Records for this task:
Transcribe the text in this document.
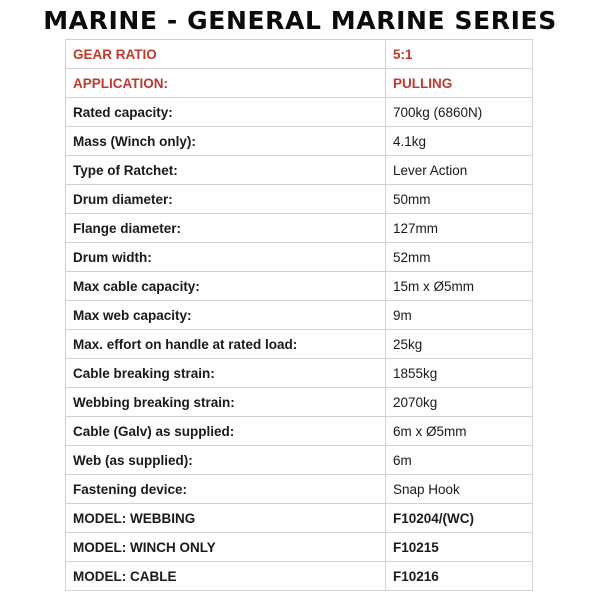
MARINE - GENERAL MARINE SERIES
GEAR RATIO	5:1
APPLICATION:	PULLING
Rated capacity:	700kg (6860N)
Mass (Winch only):	4.1kg
Type of Ratchet:	Lever Action
Drum diameter:	50mm
Flange diameter:	127mm
Drum width:	52mm
Max cable capacity:	15m x Ø5mm
Max web capacity:	9m
Max. effort on handle at rated load:	25kg
Cable breaking strain:	1855kg
Webbing breaking strain:	2070kg
Cable (Galv) as supplied:	6m x Ø5mm
Web (as supplied):	6m
Fastening device:	Snap Hook
MODEL: WEBBING	F10204/(WC)
MODEL: WINCH ONLY	F10215
MODEL: CABLE	F10216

Exercise requirements: Pull out the lines above in which the word "breaking" appears.

Exercise solution:
Cable breaking strain:	1855kg
Webbing breaking strain:	2070kg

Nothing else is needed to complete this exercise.